#### What you will do:
Omit images. Retype all entries verbatim.

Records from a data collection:

□ □ □

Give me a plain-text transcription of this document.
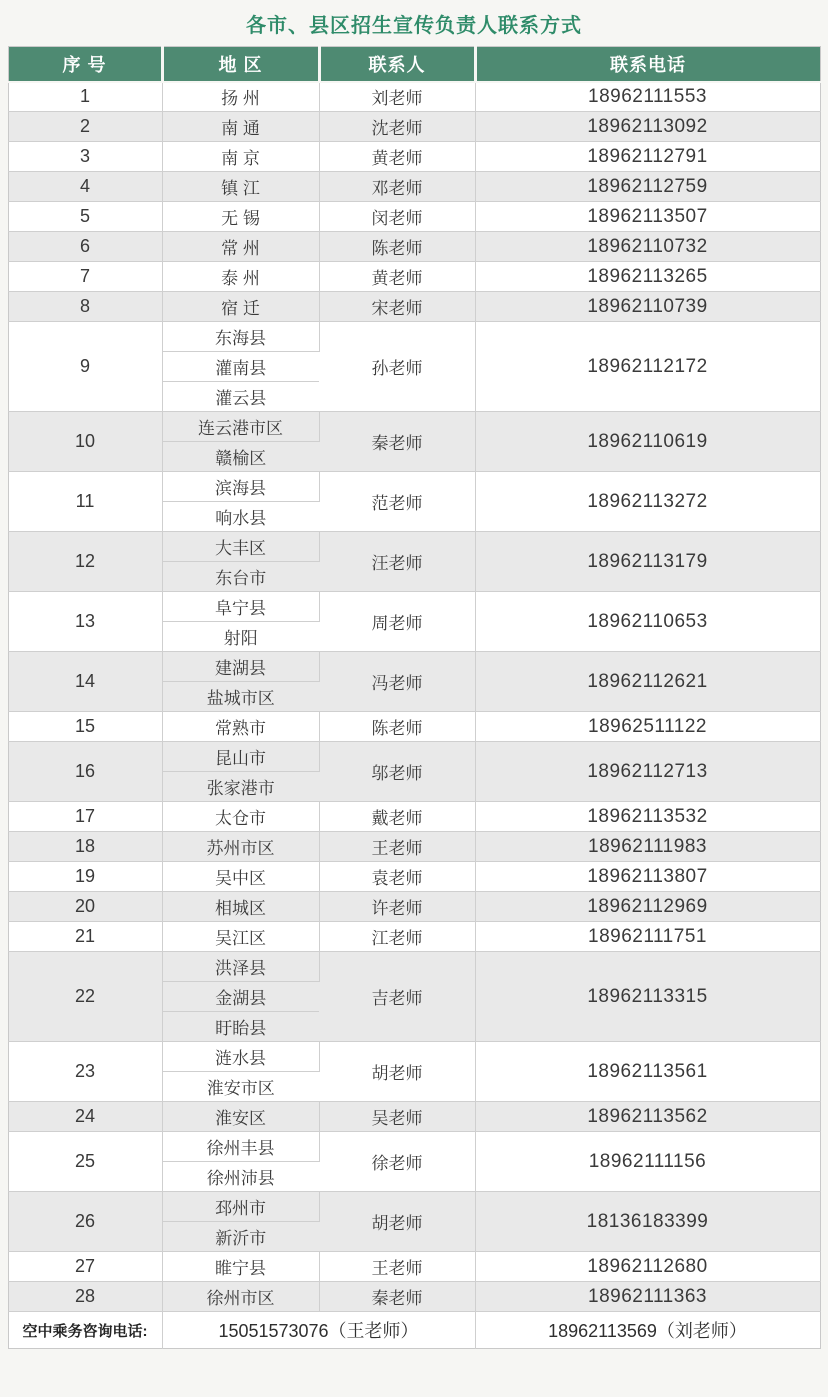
各市、县区招生宣传负责人联系方式
序 号	地 区	联系人	联系电话
1	扬 州	刘老师	18962111553
2	南 通	沈老师	18962113092
3	南 京	黄老师	18962112791
4	镇 江	邓老师	18962112759
5	无 锡	闵老师	18962113507
6	常 州	陈老师	18962110732
7	泰 州	黄老师	18962113265
8	宿 迁	宋老师	18962110739
9	东海县	孙老师	18962112172
	灌南县		
	灌云县		
10	连云港市区	秦老师	18962110619
	赣榆区		
11	滨海县	范老师	18962113272
	响水县		
12	大丰区	汪老师	18962113179
	东台市		
13	阜宁县	周老师	18962110653
	射阳		
14	建湖县	冯老师	18962112621
	盐城市区		
15	常熟市	陈老师	18962511122
16	昆山市	邬老师	18962112713
	张家港市		
17	太仓市	戴老师	18962113532
18	苏州市区	王老师	18962111983
19	吴中区	袁老师	18962113807
20	相城区	许老师	18962112969
21	吴江区	江老师	18962111751
22	洪泽县	吉老师	18962113315
	金湖县		
	盱眙县		
23	涟水县	胡老师	18962113561
	淮安市区		
24	淮安区	吴老师	18962113562
25	徐州丰县	徐老师	18962111156
	徐州沛县		
26	邳州市	胡老师	18136183399
	新沂市		
27	睢宁县	王老师	18962112680
28	徐州市区	秦老师	18962111363
空中乘务咨询电话:	15051573076（王老师）		18962113569（刘老师）
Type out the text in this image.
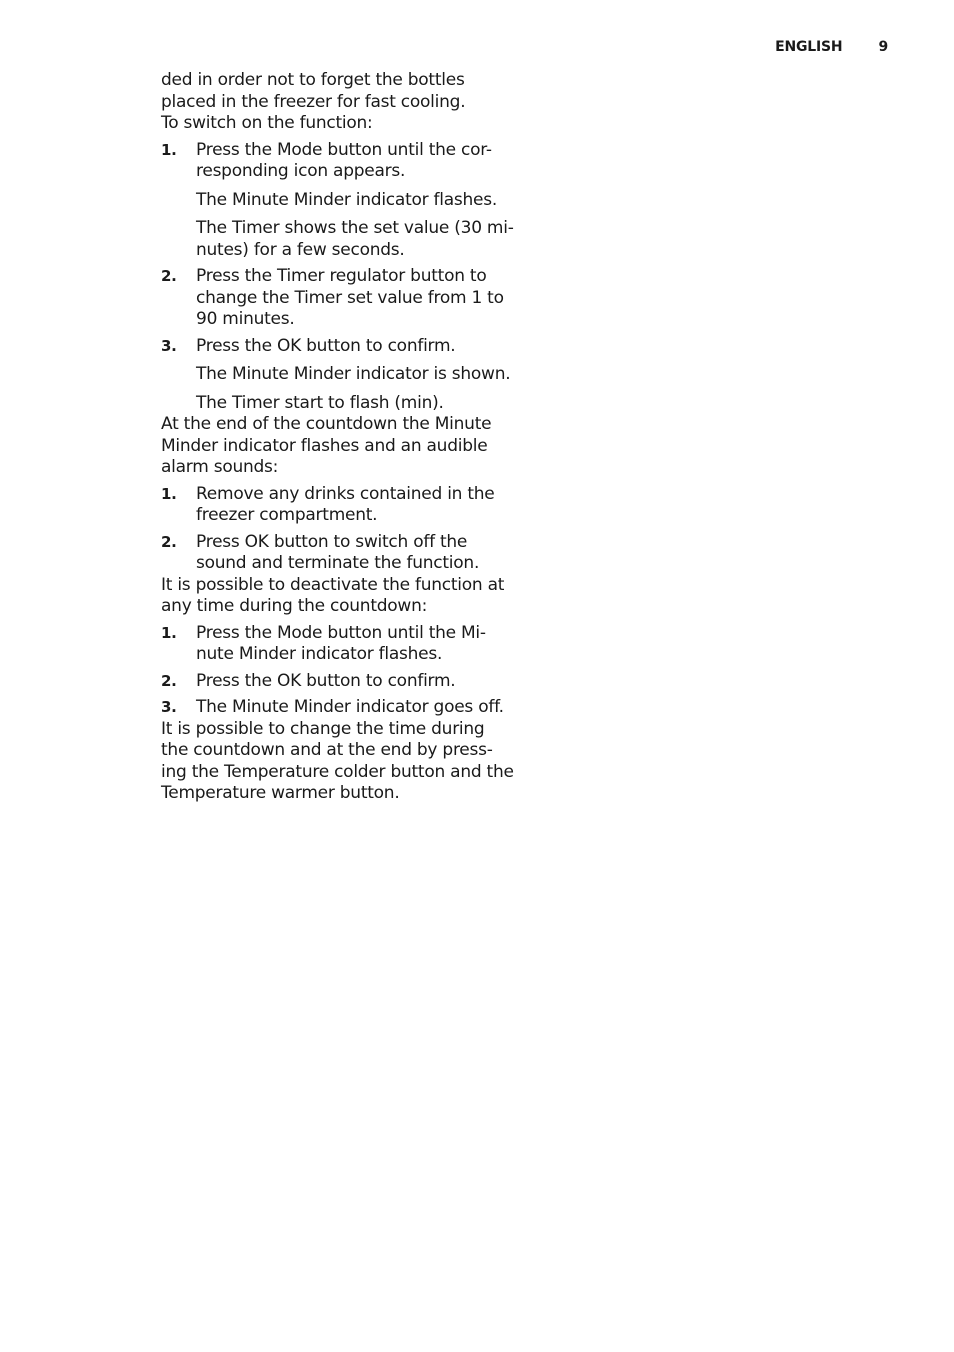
ENGLISH	9

ded in order not to forget the bottles placed in the freezer for fast cooling.

To switch on the function:

1. Press the Mode button until the cor-responding icon appears.
The Minute Minder indicator flashes.
The Timer shows the set value (30 mi-nutes) for a few seconds.
2. Press the Timer regulator button to change the Timer set value from 1 to 90 minutes.
3. Press the OK button to confirm.
The Minute Minder indicator is shown.
The Timer start to flash (min).

At the end of the countdown the Minute Minder indicator flashes and an audible alarm sounds:

1. Remove any drinks contained in the freezer compartment.
2. Press OK button to switch off the sound and terminate the function.

It is possible to deactivate the function at any time during the countdown:

1. Press the Mode button until the Mi-nute Minder indicator flashes.
2. Press the OK button to confirm.
3. The Minute Minder indicator goes off.

It is possible to change the time during the countdown and at the end by press-ing the Temperature colder button and the Temperature warmer button.
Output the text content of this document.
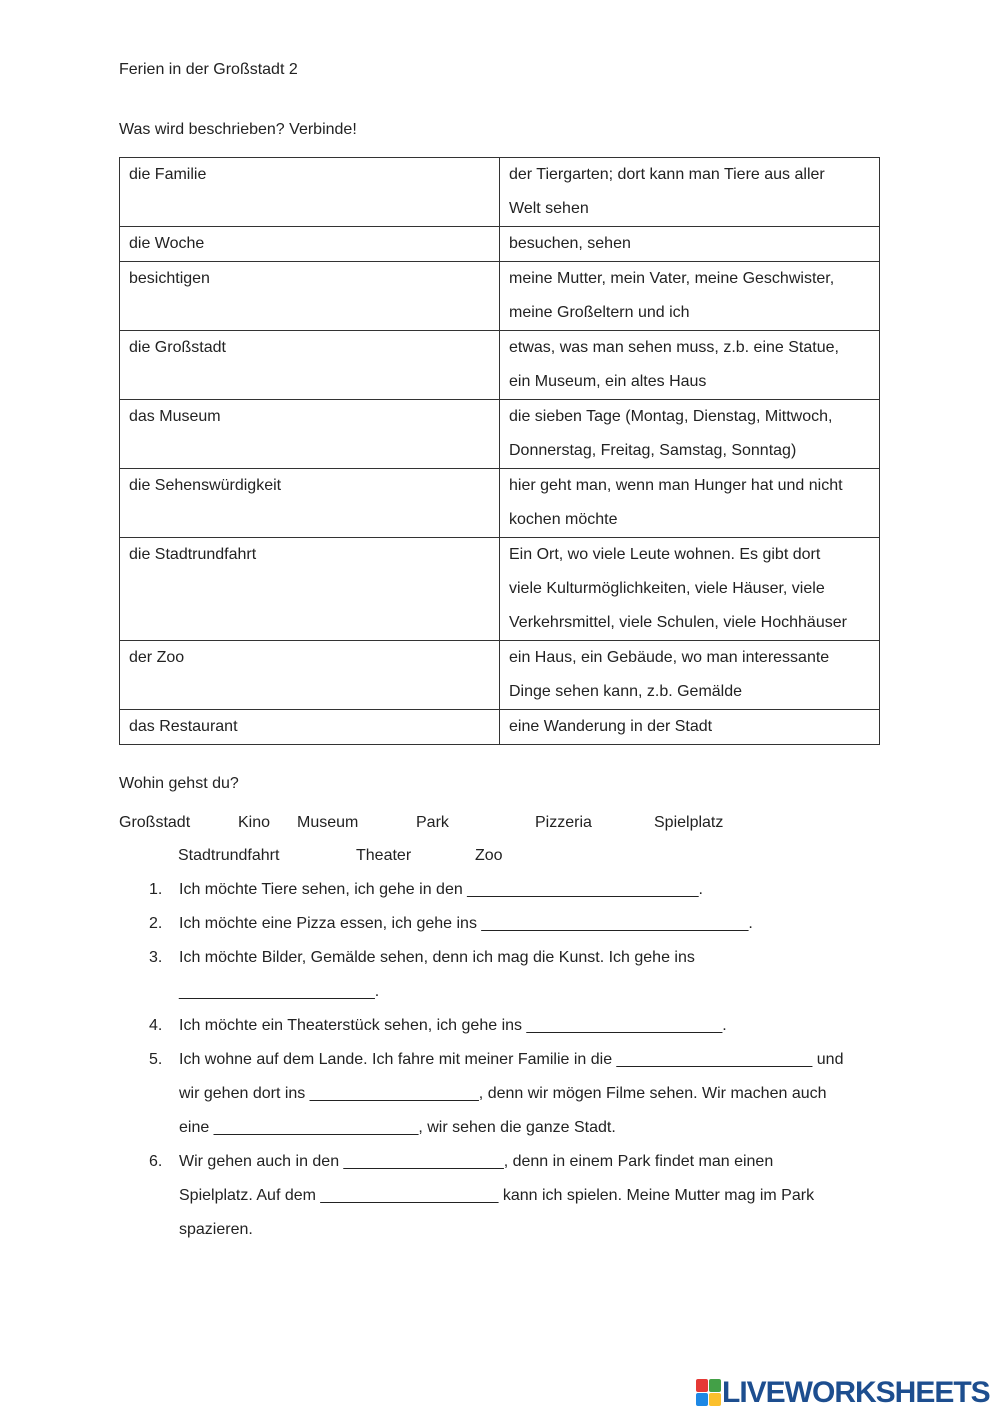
Ferien in der Großstadt 2
Was wird beschrieben? Verbinde!
die Familie	der Tiergarten; dort kann man Tiere aus aller
Welt sehen

die Woche	besuchen, sehen

besichtigen	meine Mutter, mein Vater, meine Geschwister,
meine Großeltern und ich

die Großstadt	etwas, was man sehen muss, z.b. eine Statue,
ein Museum, ein altes Haus

das Museum	die sieben Tage (Montag, Dienstag, Mittwoch,
Donnerstag, Freitag, Samstag, Sonntag)

die Sehenswürdigkeit	hier geht man, wenn man Hunger hat und nicht
kochen möchte

die Stadtrundfahrt	Ein Ort, wo viele Leute wohnen. Es gibt dort
viele Kulturmöglichkeiten, viele Häuser, viele
Verkehrsmittel, viele Schulen, viele Hochhäuser

der Zoo	ein Haus, ein Gebäude, wo man interessante
Dinge sehen kann, z.b. Gemälde

das Restaurant	eine Wanderung in der Stadt
Wohin gehst du?
Großstadt	Kino Museum	Park	Pizzeria	Spielplatz
Stadtrundfahrt	Theater	Zoo
1. Ich möchte Tiere sehen, ich gehe in den __________________________.
2. Ich möchte eine Pizza essen, ich gehe ins ______________________________.
3. Ich möchte Bilder, Gemälde sehen, denn ich mag die Kunst. Ich gehe ins
______________________.
4. Ich möchte ein Theaterstück sehen, ich gehe ins ______________________.
5. Ich wohne auf dem Lande. Ich fahre mit meiner Familie in die ______________________ und
wir gehen dort ins ___________________, denn wir mögen Filme sehen. Wir machen auch
eine _______________________, wir sehen die ganze Stadt.
6. Wir gehen auch in den __________________, denn in einem Park findet man einen
Spielplatz. Auf dem ____________________ kann ich spielen. Meine Mutter mag im Park
spazieren.
LIVEWORKSHEETS
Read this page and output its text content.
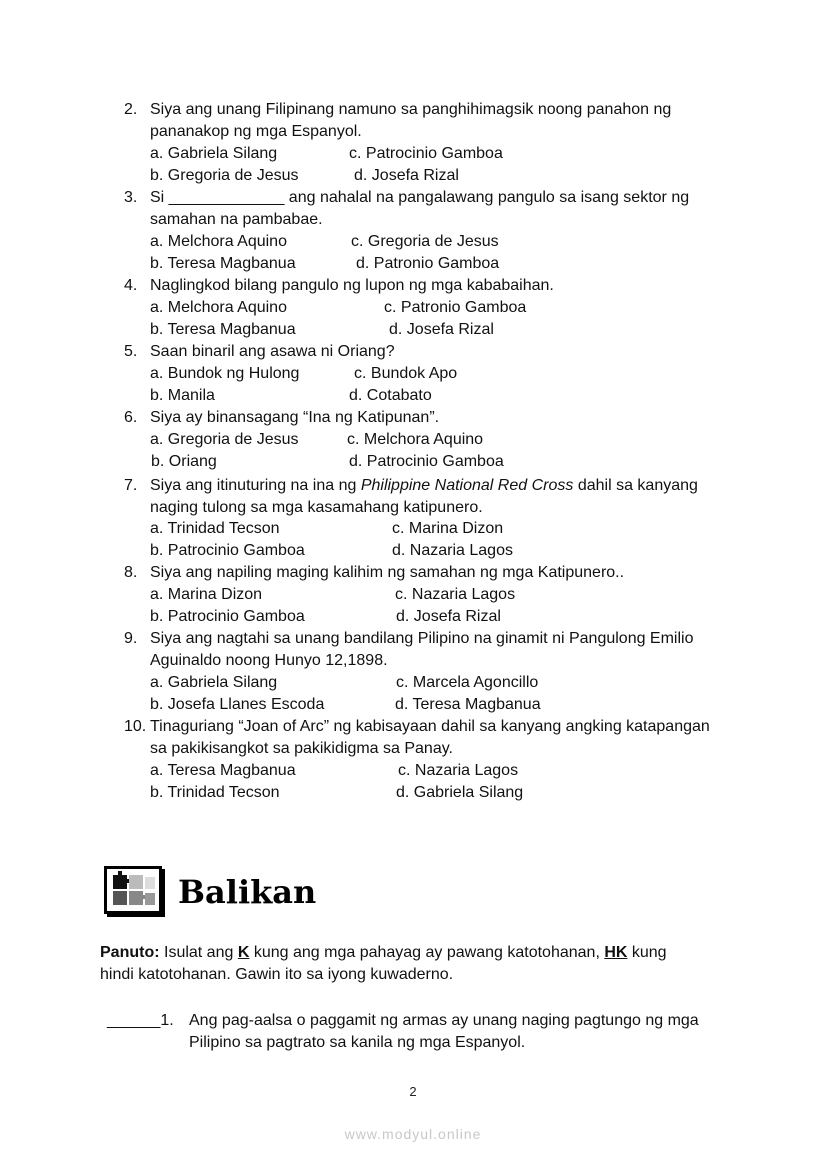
2. Siya ang unang Filipinang namuno sa panghihimagsik noong panahon ng
pananakop ng mga Espanyol.
a. Gabriela Silang	c. Patrocinio Gamboa
b. Gregoria de Jesus	d. Josefa Rizal
3. Si _____________ ang nahalal na pangalawang pangulo sa isang sektor ng
samahan na pambabae.
a. Melchora Aquino	c. Gregoria de Jesus
b. Teresa Magbanua	d. Patronio Gamboa
4. Naglingkod bilang pangulo ng lupon ng mga kababaihan.
a. Melchora Aquino	c. Patronio Gamboa
b. Teresa Magbanua	d. Josefa Rizal
5. Saan binaril ang asawa ni Oriang?
a. Bundok ng Hulong	c. Bundok Apo
b. Manila	d. Cotabato
6. Siya ay binansagang “Ina ng Katipunan”.
a. Gregoria de Jesus	c. Melchora Aquino
b. Oriang	d. Patrocinio Gamboa
7. Siya ang itinuturing na ina ng Philippine National Red Cross dahil sa kanyang
naging tulong sa mga kasamahang katipunero.
a. Trinidad Tecson	c. Marina Dizon
b. Patrocinio Gamboa	d. Nazaria Lagos
8. Siya ang napiling maging kalihim ng samahan ng mga Katipunero..
a. Marina Dizon	c. Nazaria Lagos
b. Patrocinio Gamboa	d. Josefa Rizal
9. Siya ang nagtahi sa unang bandilang Pilipino na ginamit ni Pangulong Emilio
Aguinaldo noong Hunyo 12,1898.
a. Gabriela Silang	c. Marcela Agoncillo
b. Josefa Llanes Escoda	d. Teresa Magbanua
10. Tinaguriang “Joan of Arc” ng kabisayaan dahil sa kanyang angking katapangan
sa pakikisangkot sa pakikidigma sa Panay.
a. Teresa Magbanua	c. Nazaria Lagos
b. Trinidad Tecson	d. Gabriela Silang
Balikan
Panuto: Isulat ang K kung ang mga pahayag ay pawang katotohanan, HK kung
hindi katotohanan. Gawin ito sa iyong kuwaderno.
______1. Ang pag-aalsa o paggamit ng armas ay unang naging pagtungo ng mga
Pilipino sa pagtrato sa kanila ng mga Espanyol.
2
www.modyul.online
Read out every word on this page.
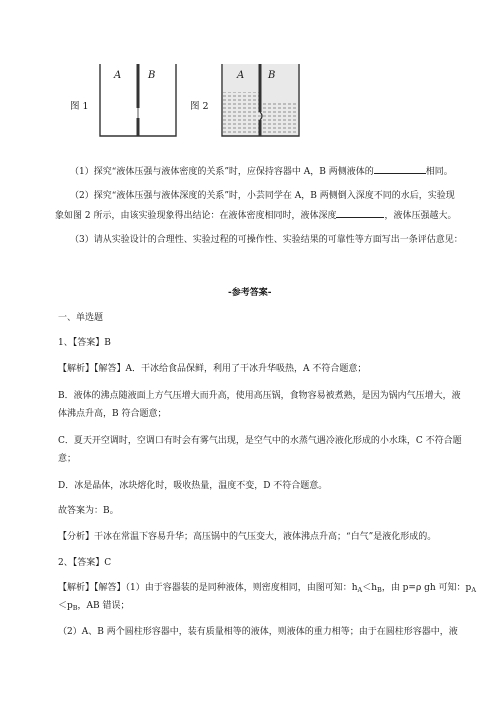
A	B
图 1
A B
图 2
（1）探究“液体压强与液体密度的关系”时，应保持容器中 A，B 两侧液体的	相同。
（2）探究“液体压强与液体深度的关系”时，小芸同学在 A，B 两侧倒入深度不同的水后，实验现
象如图 2 所示，由该实验现象得出结论：在液体密度相同时，液体深度	，液体压强越大。
（3）请从实验设计的合理性、实验过程的可操作性、实验结果的可靠性等方面写出一条评估意见：
-参考答案-
一、单选题
1、【答案】B
【解析】【解答】A．干冰给食品保鲜，利用了干冰升华吸热，A 不符合题意；
B．液体的沸点随液面上方气压增大而升高，使用高压锅，食物容易被煮熟，是因为锅内气压增大，液
体沸点升高，B 符合题意；
C．夏天开空调时，空调口有时会有雾气出现，是空气中的水蒸气遇冷液化形成的小水珠，C 不符合题
意；
D．冰是晶体，冰块熔化时，吸收热量，温度不变，D 不符合题意。
故答案为：B。
【分析】干冰在常温下容易升华；高压锅中的气压变大，液体沸点升高；“白气”是液化形成的。
2、【答案】C
【解析】【解答】（1）由于容器装的是同种液体，则密度相同，由图可知：$h_A<h_B$，由 p=ρ gh 可知：$p_A$
$<p_B$，AB 错误；
（2）A、B 两个圆柱形容器中，装有质量相等的液体，则液体的重力相等；由于在圆柱形容器中，液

□ □ □

#### Result of this exercise:
Give me a plain-text transcription of this document.
各市、县区招生宣传负责人联系方式
序 号	地 区	联系人	联系电话
1	扬 州	刘老师	18962111553
2	南 通	沈老师	18962113092
3	南 京	黄老师	18962112791
4	镇 江	邓老师	18962112759
5	无 锡	闵老师	18962113507
6	常 州	陈老师	18962110732
7	泰 州	黄老师	18962113265
8	宿 迁	宋老师	18962110739
9	东海县	孙老师	18962112172
	灌南县		
	灌云县		
10	连云港市区	秦老师	18962110619
	赣榆区		
11	滨海县	范老师	18962113272
	响水县		
12	大丰区	汪老师	18962113179
	东台市		
13	阜宁县	周老师	18962110653
	射阳		
14	建湖县	冯老师	18962112621
	盐城市区		
15	常熟市	陈老师	18962511122
16	昆山市	邬老师	18962112713
	张家港市		
17	太仓市	戴老师	18962113532
18	苏州市区	王老师	18962111983
19	吴中区	袁老师	18962113807
20	相城区	许老师	18962112969
21	吴江区	江老师	18962111751
22	洪泽县	吉老师	18962113315
	金湖县		
	盱眙县		
23	涟水县	胡老师	18962113561
	淮安市区		
24	淮安区	吴老师	18962113562
25	徐州丰县	徐老师	18962111156
	徐州沛县		
26	邳州市	胡老师	18136183399
	新沂市		
27	睢宁县	王老师	18962112680
28	徐州市区	秦老师	18962111363
空中乘务咨询电话:	15051573076（王老师）		18962113569（刘老师）
Type out the text in this image.
ENGLISH	9

ded in order not to forget the bottles placed in the freezer for fast cooling.

To switch on the function:

1. Press the Mode button until the cor-responding icon appears.
The Minute Minder indicator flashes.
The Timer shows the set value (30 mi-nutes) for a few seconds.
2. Press the Timer regulator button to change the Timer set value from 1 to 90 minutes.
3. Press the OK button to confirm.
The Minute Minder indicator is shown.
The Timer start to flash (min).

At the end of the countdown the Minute Minder indicator flashes and an audible alarm sounds:

1. Remove any drinks contained in the freezer compartment.
2. Press OK button to switch off the sound and terminate the function.

It is possible to deactivate the function at any time during the countdown:

1. Press the Mode button until the Mi-nute Minder indicator flashes.
2. Press the OK button to confirm.
3. The Minute Minder indicator goes off.

It is possible to change the time during the countdown and at the end by press-ing the Temperature colder button and the Temperature warmer button.
Output the text content of this document.
Ferien in der Großstadt 2
Was wird beschrieben? Verbinde!
die Familie	der Tiergarten; dort kann man Tiere aus aller
Welt sehen

die Woche	besuchen, sehen

besichtigen	meine Mutter, mein Vater, meine Geschwister,
meine Großeltern und ich

die Großstadt	etwas, was man sehen muss, z.b. eine Statue,
ein Museum, ein altes Haus

das Museum	die sieben Tage (Montag, Dienstag, Mittwoch,
Donnerstag, Freitag, Samstag, Sonntag)

die Sehenswürdigkeit	hier geht man, wenn man Hunger hat und nicht
kochen möchte

die Stadtrundfahrt	Ein Ort, wo viele Leute wohnen. Es gibt dort
viele Kulturmöglichkeiten, viele Häuser, viele
Verkehrsmittel, viele Schulen, viele Hochhäuser

der Zoo	ein Haus, ein Gebäude, wo man interessante
Dinge sehen kann, z.b. Gemälde

das Restaurant	eine Wanderung in der Stadt
Wohin gehst du?
Großstadt	Kino Museum	Park	Pizzeria	Spielplatz
Stadtrundfahrt	Theater	Zoo
1. Ich möchte Tiere sehen, ich gehe in den __________________________.
2. Ich möchte eine Pizza essen, ich gehe ins ______________________________.
3. Ich möchte Bilder, Gemälde sehen, denn ich mag die Kunst. Ich gehe ins
______________________.
4. Ich möchte ein Theaterstück sehen, ich gehe ins ______________________.
5. Ich wohne auf dem Lande. Ich fahre mit meiner Familie in die ______________________ und
wir gehen dort ins ___________________, denn wir mögen Filme sehen. Wir machen auch
eine _______________________, wir sehen die ganze Stadt.
6. Wir gehen auch in den __________________, denn in einem Park findet man einen
Spielplatz. Auf dem ____________________ kann ich spielen. Meine Mutter mag im Park
spazieren.
LIVEWORKSHEETS
Read this page and output its text content.
2. Siya ang unang Filipinang namuno sa panghihimagsik noong panahon ng
pananakop ng mga Espanyol.
a. Gabriela Silang	c. Patrocinio Gamboa
b. Gregoria de Jesus	d. Josefa Rizal
3. Si _____________ ang nahalal na pangalawang pangulo sa isang sektor ng
samahan na pambabae.
a. Melchora Aquino	c. Gregoria de Jesus
b. Teresa Magbanua	d. Patronio Gamboa
4. Naglingkod bilang pangulo ng lupon ng mga kababaihan.
a. Melchora Aquino	c. Patronio Gamboa
b. Teresa Magbanua	d. Josefa Rizal
5. Saan binaril ang asawa ni Oriang?
a. Bundok ng Hulong	c. Bundok Apo
b. Manila	d. Cotabato
6. Siya ay binansagang “Ina ng Katipunan”.
a. Gregoria de Jesus	c. Melchora Aquino
b. Oriang	d. Patrocinio Gamboa
7. Siya ang itinuturing na ina ng Philippine National Red Cross dahil sa kanyang
naging tulong sa mga kasamahang katipunero.
a. Trinidad Tecson	c. Marina Dizon
b. Patrocinio Gamboa	d. Nazaria Lagos
8. Siya ang napiling maging kalihim ng samahan ng mga Katipunero..
a. Marina Dizon	c. Nazaria Lagos
b. Patrocinio Gamboa	d. Josefa Rizal
9. Siya ang nagtahi sa unang bandilang Pilipino na ginamit ni Pangulong Emilio
Aguinaldo noong Hunyo 12,1898.
a. Gabriela Silang	c. Marcela Agoncillo
b. Josefa Llanes Escoda	d. Teresa Magbanua
10. Tinaguriang “Joan of Arc” ng kabisayaan dahil sa kanyang angking katapangan
sa pakikisangkot sa pakikidigma sa Panay.
a. Teresa Magbanua	c. Nazaria Lagos
b. Trinidad Tecson	d. Gabriela Silang
Balikan
Panuto: Isulat ang K kung ang mga pahayag ay pawang katotohanan, HK kung
hindi katotohanan. Gawin ito sa iyong kuwaderno.
______1. Ang pag-aalsa o paggamit ng armas ay unang naging pagtungo ng mga
Pilipino sa pagtrato sa kanila ng mga Espanyol.
2
www.modyul.online
Read out every word on this page.
A	B
图 1
A B
图 2
（1）探究“液体压强与液体密度的关系”时，应保持容器中 A，B 两侧液体的	相同。
（2）探究“液体压强与液体深度的关系”时，小芸同学在 A，B 两侧倒入深度不同的水后，实验现
象如图 2 所示，由该实验现象得出结论：在液体密度相同时，液体深度	，液体压强越大。
（3）请从实验设计的合理性、实验过程的可操作性、实验结果的可靠性等方面写出一条评估意见：
-参考答案-
一、单选题
1、【答案】B
【解析】【解答】A．干冰给食品保鲜，利用了干冰升华吸热，A 不符合题意；
B．液体的沸点随液面上方气压增大而升高，使用高压锅，食物容易被煮熟，是因为锅内气压增大，液
体沸点升高，B 符合题意；
C．夏天开空调时，空调口有时会有雾气出现，是空气中的水蒸气遇冷液化形成的小水珠，C 不符合题
意；
D．冰是晶体，冰块熔化时，吸收热量，温度不变，D 不符合题意。
故答案为：B。
【分析】干冰在常温下容易升华；高压锅中的气压变大，液体沸点升高；“白气”是液化形成的。
2、【答案】C
【解析】【解答】（1）由于容器装的是同种液体，则密度相同，由图可知：$h_A<h_B$，由 p=ρ gh 可知：$p_A$
$<p_B$，AB 错误；
（2）A、B 两个圆柱形容器中，装有质量相等的液体，则液体的重力相等；由于在圆柱形容器中，液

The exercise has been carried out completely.